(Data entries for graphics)
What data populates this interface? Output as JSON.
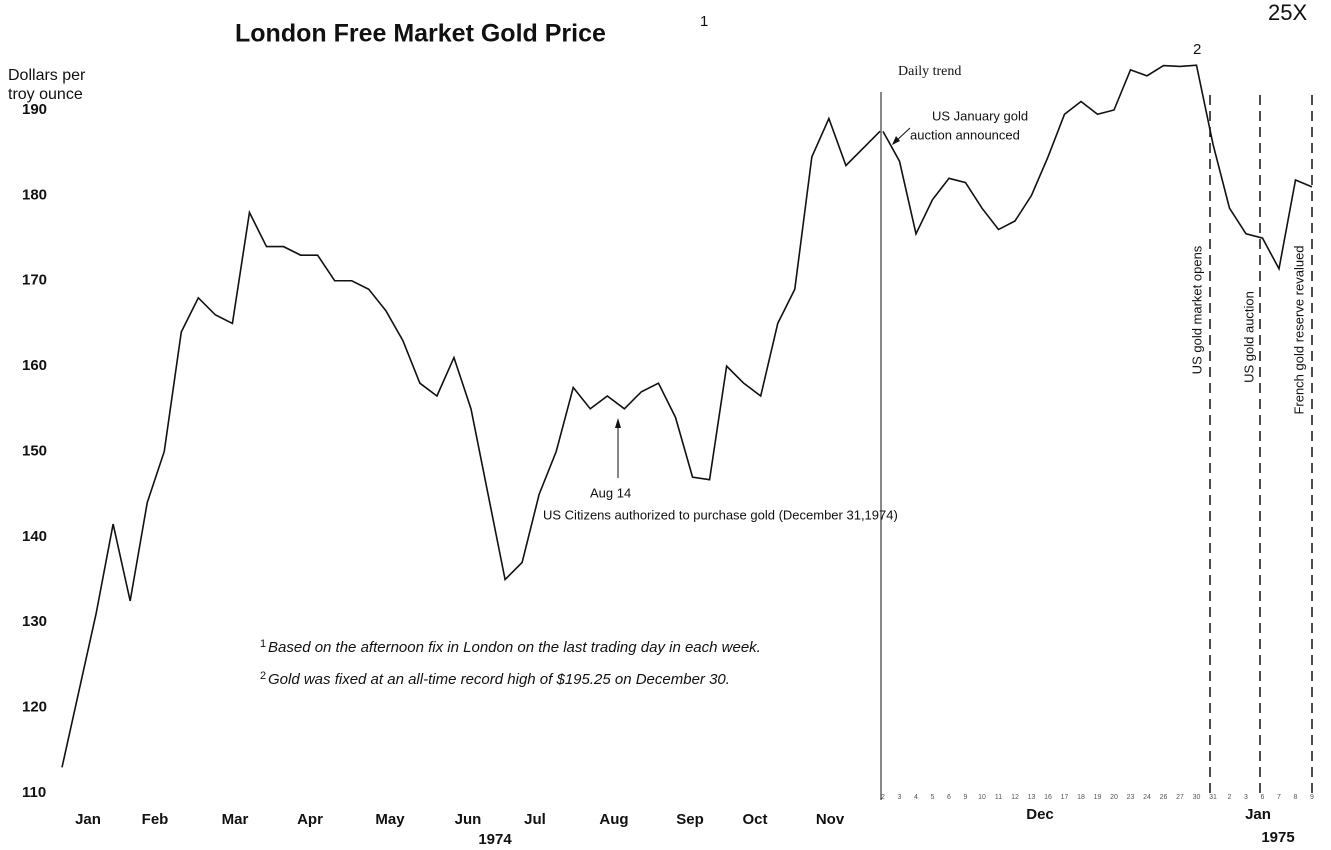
{
  "chart_data": {
    "type": "line",
    "title": "London Free Market Gold Price",
    "title_note": "1",
    "corner_mark": "25X",
    "y_label": [
      "Dollars per",
      "troy ounce"
    ],
    "ylim": [
      110,
      197
    ],
    "yticks": [
      110,
      120,
      130,
      140,
      150,
      160,
      170,
      180,
      190
    ],
    "color": "#111111",
    "years": [
      "1974",
      "1975"
    ],
    "weekly": {
      "months": [
        "Jan",
        "Feb",
        "Mar",
        "Apr",
        "May",
        "Jun",
        "Jul",
        "Aug",
        "Sep",
        "Oct",
        "Nov"
      ],
      "values": [
        113,
        122,
        131,
        141.5,
        132.5,
        144,
        150,
        164,
        168,
        166,
        165,
        178,
        174,
        174,
        173,
        173,
        170,
        170,
        169,
        166.5,
        163,
        158,
        156.5,
        161,
        155,
        145,
        135,
        137,
        145,
        150,
        157.5,
        155,
        156.5,
        155,
        157,
        158,
        154,
        147,
        146.7,
        160,
        158,
        156.5,
        165,
        169,
        184.5,
        189,
        183.5,
        185.5,
        187.5
      ]
    },
    "daily": {
      "label": "Daily trend",
      "months": [
        "Dec",
        "Jan"
      ],
      "days": [
        "2",
        "3",
        "4",
        "5",
        "6",
        "9",
        "10",
        "11",
        "12",
        "13",
        "16",
        "17",
        "18",
        "19",
        "20",
        "23",
        "24",
        "26",
        "27",
        "30",
        "31",
        "2",
        "3",
        "6",
        "7",
        "8",
        "9"
      ],
      "values": [
        187.5,
        184,
        175.5,
        179.5,
        182,
        181.5,
        178.5,
        176,
        177,
        180,
        184.5,
        189.5,
        191,
        189.5,
        190,
        194.7,
        194,
        195.2,
        195.1,
        195.25,
        186,
        178.5,
        175.5,
        175,
        171.4,
        181.8,
        181
      ]
    },
    "annotations": {
      "aug14": "Aug 14",
      "citizens": "US Citizens authorized to purchase gold (December 31,1974)",
      "auction_announced": [
        "US January gold",
        "auction announced"
      ],
      "record_mark": "2",
      "market_opens": "US gold market opens",
      "gold_auction": "US gold auction",
      "french": "French gold reserve revalued"
    },
    "footnotes": [
      {
        "mark": "1",
        "text": "Based on the afternoon fix in London on the last trading day in each week."
      },
      {
        "mark": "2",
        "text": "Gold was fixed at an all-time record high of $195.25 on December 30."
      }
    ]
  }
}
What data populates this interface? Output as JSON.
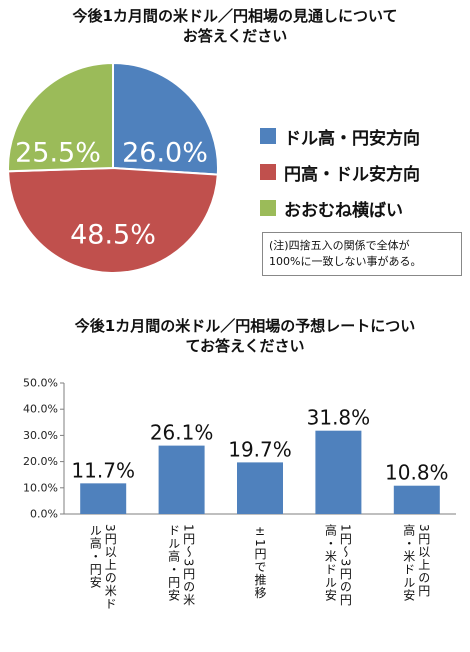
{
  "pie_title": [
    "今後1カ月間の米ドル／円相場の見通しについて",
    "お答えください"
  ],
  "bar_title": [
    "今後1カ月間の米ドル／円相場の予想レートについ",
    "てお答えください"
  ],
  "note": [
    "(注)四捨五入の関係で全体が",
    "100%に一致しない事がある。"
  ],
  "chart_data": [
    {
      "type": "pie",
      "title": "今後1カ月間の米ドル／円相場の見通しについてお答えください",
      "labels": [
        "ドル高・円安方向",
        "円高・ドル安方向",
        "おおむね横ばい"
      ],
      "values": [
        26.0,
        48.5,
        25.5
      ],
      "value_labels": [
        "26.0%",
        "48.5%",
        "25.5%"
      ],
      "colors": [
        "#4f81bd",
        "#c0504d",
        "#9bbb59"
      ],
      "legend_position": "right"
    },
    {
      "type": "bar",
      "title": "今後1カ月間の米ドル／円相場の予想レートについてお答えください",
      "categories": [
        [
          "3円以上の米ド",
          "ル高・円安"
        ],
        [
          "1円～3円の米",
          "ドル高・円安"
        ],
        [
          "±1円で推移"
        ],
        [
          "1円～3円の円",
          "高・米ドル安"
        ],
        [
          "3円以上の円",
          "高・米ドル安"
        ]
      ],
      "values": [
        11.7,
        26.1,
        19.7,
        31.8,
        10.8
      ],
      "value_labels": [
        "11.7%",
        "26.1%",
        "19.7%",
        "31.8%",
        "10.8%"
      ],
      "yticks": [
        "0.0%",
        "10.0%",
        "20.0%",
        "30.0%",
        "40.0%",
        "50.0%"
      ],
      "ylim": [
        0,
        50
      ],
      "color": "#4f81bd",
      "grid": false
    }
  ]
}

### EXERCISE PROMPT
Check every line for "text" and show the ones that have it.

### PROBLEM SOLUTION
        "text": "Based on the afternoon fix in London on the last trading day in each week."
        "text": "Gold was fixed at an all-time record high of $195.25 on December 30."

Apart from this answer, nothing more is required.